Task inputs:

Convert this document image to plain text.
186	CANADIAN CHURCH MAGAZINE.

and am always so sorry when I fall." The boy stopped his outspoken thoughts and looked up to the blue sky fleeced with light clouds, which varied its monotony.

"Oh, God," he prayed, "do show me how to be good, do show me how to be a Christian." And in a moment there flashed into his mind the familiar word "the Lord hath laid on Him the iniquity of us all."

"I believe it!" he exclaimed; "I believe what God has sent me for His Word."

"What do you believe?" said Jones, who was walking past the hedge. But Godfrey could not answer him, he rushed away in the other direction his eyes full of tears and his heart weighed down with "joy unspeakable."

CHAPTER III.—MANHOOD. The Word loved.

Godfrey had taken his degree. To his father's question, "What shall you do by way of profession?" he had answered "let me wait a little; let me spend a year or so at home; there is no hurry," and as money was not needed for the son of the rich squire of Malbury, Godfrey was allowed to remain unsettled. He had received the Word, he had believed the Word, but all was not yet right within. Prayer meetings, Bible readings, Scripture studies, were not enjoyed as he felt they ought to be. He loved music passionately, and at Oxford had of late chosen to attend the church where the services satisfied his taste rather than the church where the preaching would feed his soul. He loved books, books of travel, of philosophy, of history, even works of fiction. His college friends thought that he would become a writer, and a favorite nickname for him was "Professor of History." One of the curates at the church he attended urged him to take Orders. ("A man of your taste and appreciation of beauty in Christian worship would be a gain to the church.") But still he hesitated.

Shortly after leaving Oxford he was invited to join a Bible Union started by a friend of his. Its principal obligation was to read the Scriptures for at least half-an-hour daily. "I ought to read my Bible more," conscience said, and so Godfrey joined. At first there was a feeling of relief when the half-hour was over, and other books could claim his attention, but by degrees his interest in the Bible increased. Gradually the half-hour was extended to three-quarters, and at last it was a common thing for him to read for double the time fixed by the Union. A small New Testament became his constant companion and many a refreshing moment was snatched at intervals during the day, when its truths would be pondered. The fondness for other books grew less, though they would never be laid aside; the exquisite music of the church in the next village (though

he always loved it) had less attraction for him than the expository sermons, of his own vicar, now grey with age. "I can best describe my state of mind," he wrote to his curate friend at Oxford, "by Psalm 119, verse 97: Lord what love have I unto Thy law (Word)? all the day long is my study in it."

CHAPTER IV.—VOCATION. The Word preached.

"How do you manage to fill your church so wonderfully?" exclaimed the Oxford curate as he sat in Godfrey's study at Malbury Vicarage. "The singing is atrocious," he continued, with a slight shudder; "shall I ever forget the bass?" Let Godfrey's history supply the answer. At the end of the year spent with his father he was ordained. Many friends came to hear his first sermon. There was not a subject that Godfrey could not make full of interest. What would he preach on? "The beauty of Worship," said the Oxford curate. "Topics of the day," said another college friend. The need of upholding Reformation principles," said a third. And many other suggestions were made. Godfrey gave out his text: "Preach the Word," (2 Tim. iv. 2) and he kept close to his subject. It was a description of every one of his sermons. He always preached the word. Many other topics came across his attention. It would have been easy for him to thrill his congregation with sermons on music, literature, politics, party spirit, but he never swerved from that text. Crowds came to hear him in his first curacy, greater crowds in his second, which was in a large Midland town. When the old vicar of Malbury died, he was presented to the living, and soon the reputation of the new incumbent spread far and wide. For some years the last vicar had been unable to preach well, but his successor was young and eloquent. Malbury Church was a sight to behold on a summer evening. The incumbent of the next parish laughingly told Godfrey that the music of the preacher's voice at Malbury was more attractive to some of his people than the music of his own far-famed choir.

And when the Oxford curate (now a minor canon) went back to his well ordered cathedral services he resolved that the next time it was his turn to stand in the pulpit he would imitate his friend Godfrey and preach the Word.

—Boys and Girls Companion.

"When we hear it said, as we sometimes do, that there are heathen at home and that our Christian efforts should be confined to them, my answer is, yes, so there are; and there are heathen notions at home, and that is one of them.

What to do: Every record should be repeated exactly; please leave none out.

Response to this task:
Convert this document image to plain text.
186	CANADIAN CHURCH MAGAZINE.

and am always so sorry when I fall." The boy stopped his outspoken thoughts and looked up to the blue sky fleeced with light clouds, which varied its monotony.

"Oh, God," he prayed, "do show me how to be good, do show me how to be a Christian." And in a moment there flashed into his mind the familiar word "the Lord hath laid on Him the iniquity of us all."

"I believe it!" he exclaimed; "I believe what God has sent me for His Word."

"What do you believe?" said Jones, who was walking past the hedge. But Godfrey could not answer him, he rushed away in the other direction his eyes full of tears and his heart weighed down with "joy unspeakable."

CHAPTER III.—MANHOOD. The Word loved.

Godfrey had taken his degree. To his father's question, "What shall you do by way of profession?" he had answered "let me wait a little; let me spend a year or so at home; there is no hurry," and as money was not needed for the son of the rich squire of Malbury, Godfrey was allowed to remain unsettled. He had received the Word, he had believed the Word, but all was not yet right within. Prayer meetings, Bible readings, Scripture studies, were not enjoyed as he felt they ought to be. He loved music passionately, and at Oxford had of late chosen to attend the church where the services satisfied his taste rather than the church where the preaching would feed his soul. He loved books, books of travel, of philosophy, of history, even works of fiction. His college friends thought that he would become a writer, and a favorite nickname for him was "Professor of History." One of the curates at the church he attended urged him to take Orders. ("A man of your taste and appreciation of beauty in Christian worship would be a gain to the church.") But still he hesitated.

Shortly after leaving Oxford he was invited to join a Bible Union started by a friend of his. Its principal obligation was to read the Scriptures for at least half-an-hour daily. "I ought to read my Bible more," conscience said, and so Godfrey joined. At first there was a feeling of relief when the half-hour was over, and other books could claim his attention, but by degrees his interest in the Bible increased. Gradually the half-hour was extended to three-quarters, and at last it was a common thing for him to read for double the time fixed by the Union. A small New Testament became his constant companion and many a refreshing moment was snatched at intervals during the day, when its truths would be pondered. The fondness for other books grew less, though they would never be laid aside; the exquisite music of the church in the next village (though

he always loved it) had less attraction for him than the expository sermons, of his own vicar, now grey with age. "I can best describe my state of mind," he wrote to his curate friend at Oxford, "by Psalm 119, verse 97: Lord what love have I unto Thy law (Word)? all the day long is my study in it."

CHAPTER IV.—VOCATION. The Word preached.

"How do you manage to fill your church so wonderfully?" exclaimed the Oxford curate as he sat in Godfrey's study at Malbury Vicarage. "The singing is atrocious," he continued, with a slight shudder; "shall I ever forget the bass?" Let Godfrey's history supply the answer. At the end of the year spent with his father he was ordained. Many friends came to hear his first sermon. There was not a subject that Godfrey could not make full of interest. What would he preach on? "The beauty of Worship," said the Oxford curate. "Topics of the day," said another college friend. The need of upholding Reformation principles," said a third. And many other suggestions were made. Godfrey gave out his text: "Preach the Word," (2 Tim. iv. 2) and he kept close to his subject. It was a description of every one of his sermons. He always preached the word. Many other topics came across his attention. It would have been easy for him to thrill his congregation with sermons on music, literature, politics, party spirit, but he never swerved from that text. Crowds came to hear him in his first curacy, greater crowds in his second, which was in a large Midland town. When the old vicar of Malbury died, he was presented to the living, and soon the reputation of the new incumbent spread far and wide. For some years the last vicar had been unable to preach well, but his successor was young and eloquent. Malbury Church was a sight to behold on a summer evening. The incumbent of the next parish laughingly told Godfrey that the music of the preacher's voice at Malbury was more attractive to some of his people than the music of his own far-famed choir.

And when the Oxford curate (now a minor canon) went back to his well ordered cathedral services he resolved that the next time it was his turn to stand in the pulpit he would imitate his friend Godfrey and preach the Word.

—Boys and Girls Companion.

"When we hear it said, as we sometimes do, that there are heathen at home and that our Christian efforts should be confined to them, my answer is, yes, so there are; and there are heathen notions at home, and that is one of them.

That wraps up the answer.